-- begin DATASET --

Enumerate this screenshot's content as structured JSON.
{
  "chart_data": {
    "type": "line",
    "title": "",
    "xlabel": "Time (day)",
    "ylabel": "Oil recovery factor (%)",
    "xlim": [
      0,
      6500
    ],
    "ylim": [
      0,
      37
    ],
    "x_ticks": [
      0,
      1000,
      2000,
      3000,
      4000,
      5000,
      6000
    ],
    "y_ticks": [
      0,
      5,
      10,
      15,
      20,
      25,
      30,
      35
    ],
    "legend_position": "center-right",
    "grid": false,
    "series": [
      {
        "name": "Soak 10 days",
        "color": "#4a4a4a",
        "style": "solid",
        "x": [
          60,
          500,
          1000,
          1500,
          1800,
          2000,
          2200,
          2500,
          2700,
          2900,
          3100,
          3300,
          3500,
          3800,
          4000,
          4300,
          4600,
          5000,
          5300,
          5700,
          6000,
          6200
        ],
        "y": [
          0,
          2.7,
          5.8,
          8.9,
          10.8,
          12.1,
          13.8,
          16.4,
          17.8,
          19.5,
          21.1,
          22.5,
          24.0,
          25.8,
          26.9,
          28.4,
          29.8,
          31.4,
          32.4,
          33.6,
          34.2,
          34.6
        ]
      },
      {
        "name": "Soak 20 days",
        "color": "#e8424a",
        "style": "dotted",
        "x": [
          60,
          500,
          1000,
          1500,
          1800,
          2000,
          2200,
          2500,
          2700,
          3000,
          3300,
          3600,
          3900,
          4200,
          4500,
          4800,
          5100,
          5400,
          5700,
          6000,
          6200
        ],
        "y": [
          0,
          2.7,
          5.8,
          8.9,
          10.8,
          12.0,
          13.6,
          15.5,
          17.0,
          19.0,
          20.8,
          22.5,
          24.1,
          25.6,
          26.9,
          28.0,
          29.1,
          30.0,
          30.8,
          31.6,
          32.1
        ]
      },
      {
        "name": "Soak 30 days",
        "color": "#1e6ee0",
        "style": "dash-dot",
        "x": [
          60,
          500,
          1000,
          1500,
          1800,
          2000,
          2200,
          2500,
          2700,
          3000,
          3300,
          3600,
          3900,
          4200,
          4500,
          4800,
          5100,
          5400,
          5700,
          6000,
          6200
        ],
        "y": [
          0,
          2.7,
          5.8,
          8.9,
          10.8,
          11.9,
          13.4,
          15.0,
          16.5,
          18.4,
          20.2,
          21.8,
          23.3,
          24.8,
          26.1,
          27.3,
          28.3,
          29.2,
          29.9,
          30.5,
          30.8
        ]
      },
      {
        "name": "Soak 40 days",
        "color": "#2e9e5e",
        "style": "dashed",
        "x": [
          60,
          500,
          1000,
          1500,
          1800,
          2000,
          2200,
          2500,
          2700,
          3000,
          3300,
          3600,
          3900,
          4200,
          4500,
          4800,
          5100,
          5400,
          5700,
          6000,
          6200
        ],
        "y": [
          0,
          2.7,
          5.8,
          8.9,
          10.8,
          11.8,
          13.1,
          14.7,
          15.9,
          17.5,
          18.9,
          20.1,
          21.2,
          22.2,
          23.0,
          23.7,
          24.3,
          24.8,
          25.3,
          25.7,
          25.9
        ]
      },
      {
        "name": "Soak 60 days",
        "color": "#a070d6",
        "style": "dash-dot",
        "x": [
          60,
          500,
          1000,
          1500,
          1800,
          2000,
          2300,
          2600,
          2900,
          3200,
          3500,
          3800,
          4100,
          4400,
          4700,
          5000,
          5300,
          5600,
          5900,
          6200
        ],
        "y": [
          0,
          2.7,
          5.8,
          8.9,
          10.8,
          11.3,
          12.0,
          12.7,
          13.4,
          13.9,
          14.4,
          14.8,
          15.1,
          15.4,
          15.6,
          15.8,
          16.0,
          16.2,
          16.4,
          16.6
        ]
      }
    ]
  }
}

-- end DATASET --

▸ DESCRIPTION OF THE TASK:
Gather every line from the listing above in which the word "Soak" appears.

▸ RESULT OF THE TASK:
        "name": "Soak 10 days",
        "name": "Soak 20 days",
        "name": "Soak 30 days",
        "name": "Soak 40 days",
        "name": "Soak 60 days",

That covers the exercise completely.